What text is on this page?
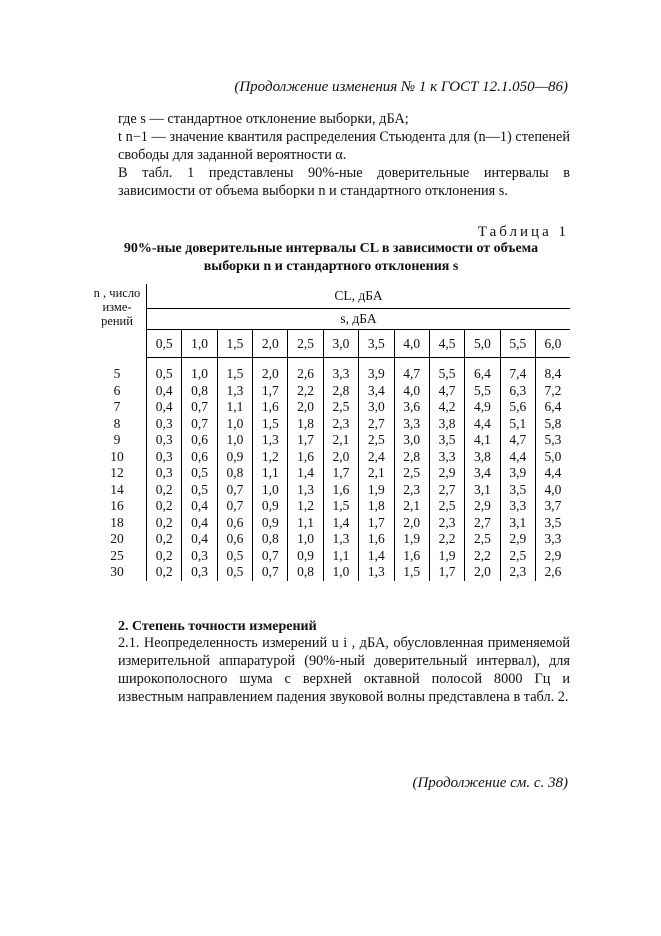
(Продолжение изменения № 1 к ГОСТ 12.1.050—86)
где s — стандартное отклонение выборки, дБА;
t n−1 — значение квантиля распределения Стьюдента для (n—1) степеней свободы для заданной вероятности α.
В табл. 1 представлены 90%-ные доверительные интервалы в зависимости от объема выборки n и стандартного отклонения s.
Таблица 1
90%-ные доверительные интервалы CL в зависимости от объема
выборки n и стандартного отклонения s
n , число изме- рений	CL, дБА											
	s, дБА											
	0,5	1,0	1,5	2,0	2,5	3,0	3,5	4,0	4,5	5,0	5,5	6,0

5	0,5	1,0	1,5	2,0	2,6	3,3	3,9	4,7	5,5	6,4	7,4	8,4
6	0,4	0,8	1,3	1,7	2,2	2,8	3,4	4,0	4,7	5,5	6,3	7,2
7	0,4	0,7	1,1	1,6	2,0	2,5	3,0	3,6	4,2	4,9	5,6	6,4
8	0,3	0,7	1,0	1,5	1,8	2,3	2,7	3,3	3,8	4,4	5,1	5,8
9	0,3	0,6	1,0	1,3	1,7	2,1	2,5	3,0	3,5	4,1	4,7	5,3
10	0,3	0,6	0,9	1,2	1,6	2,0	2,4	2,8	3,3	3,8	4,4	5,0
12	0,3	0,5	0,8	1,1	1,4	1,7	2,1	2,5	2,9	3,4	3,9	4,4
14	0,2	0,5	0,7	1,0	1,3	1,6	1,9	2,3	2,7	3,1	3,5	4,0
16	0,2	0,4	0,7	0,9	1,2	1,5	1,8	2,1	2,5	2,9	3,3	3,7
18	0,2	0,4	0,6	0,9	1,1	1,4	1,7	2,0	2,3	2,7	3,1	3,5
20	0,2	0,4	0,6	0,8	1,0	1,3	1,6	1,9	2,2	2,5	2,9	3,3
25	0,2	0,3	0,5	0,7	0,9	1,1	1,4	1,6	1,9	2,2	2,5	2,9
30	0,2	0,3	0,5	0,7	0,8	1,0	1,3	1,5	1,7	2,0	2,3	2,6
2. Степень точности измерений
2.1. Неопределенность измерений u i , дБА, обусловленная применяемой измерительной аппаратурой (90%-ный доверительный интервал), для широкополосного шума с верхней октавной полосой 8000 Гц и известным направлением падения звуковой волны представлена в табл. 2.
(Продолжение см. с. 38)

# # # # # # #

What you are asked to do: Transcribe the listing in full and omit the pictures.

Answer to the problem:
What text is on this page?
(Продолжение изменения № 1 к ГОСТ 12.1.050—86)
где s — стандартное отклонение выборки, дБА;
t n−1 — значение квантиля распределения Стьюдента для (n—1) степеней свободы для заданной вероятности α.
В табл. 1 представлены 90%-ные доверительные интервалы в зависимости от объема выборки n и стандартного отклонения s.
Таблица 1
90%-ные доверительные интервалы CL в зависимости от объема
выборки n и стандартного отклонения s
n , число изме- рений	CL, дБА											
	s, дБА											
	0,5	1,0	1,5	2,0	2,5	3,0	3,5	4,0	4,5	5,0	5,5	6,0

5	0,5	1,0	1,5	2,0	2,6	3,3	3,9	4,7	5,5	6,4	7,4	8,4
6	0,4	0,8	1,3	1,7	2,2	2,8	3,4	4,0	4,7	5,5	6,3	7,2
7	0,4	0,7	1,1	1,6	2,0	2,5	3,0	3,6	4,2	4,9	5,6	6,4
8	0,3	0,7	1,0	1,5	1,8	2,3	2,7	3,3	3,8	4,4	5,1	5,8
9	0,3	0,6	1,0	1,3	1,7	2,1	2,5	3,0	3,5	4,1	4,7	5,3
10	0,3	0,6	0,9	1,2	1,6	2,0	2,4	2,8	3,3	3,8	4,4	5,0
12	0,3	0,5	0,8	1,1	1,4	1,7	2,1	2,5	2,9	3,4	3,9	4,4
14	0,2	0,5	0,7	1,0	1,3	1,6	1,9	2,3	2,7	3,1	3,5	4,0
16	0,2	0,4	0,7	0,9	1,2	1,5	1,8	2,1	2,5	2,9	3,3	3,7
18	0,2	0,4	0,6	0,9	1,1	1,4	1,7	2,0	2,3	2,7	3,1	3,5
20	0,2	0,4	0,6	0,8	1,0	1,3	1,6	1,9	2,2	2,5	2,9	3,3
25	0,2	0,3	0,5	0,7	0,9	1,1	1,4	1,6	1,9	2,2	2,5	2,9
30	0,2	0,3	0,5	0,7	0,8	1,0	1,3	1,5	1,7	2,0	2,3	2,6
2. Степень точности измерений
2.1. Неопределенность измерений u i , дБА, обусловленная применяемой измерительной аппаратурой (90%-ный доверительный интервал), для широкополосного шума с верхней октавной полосой 8000 Гц и известным направлением падения звуковой волны представлена в табл. 2.
(Продолжение см. с. 38)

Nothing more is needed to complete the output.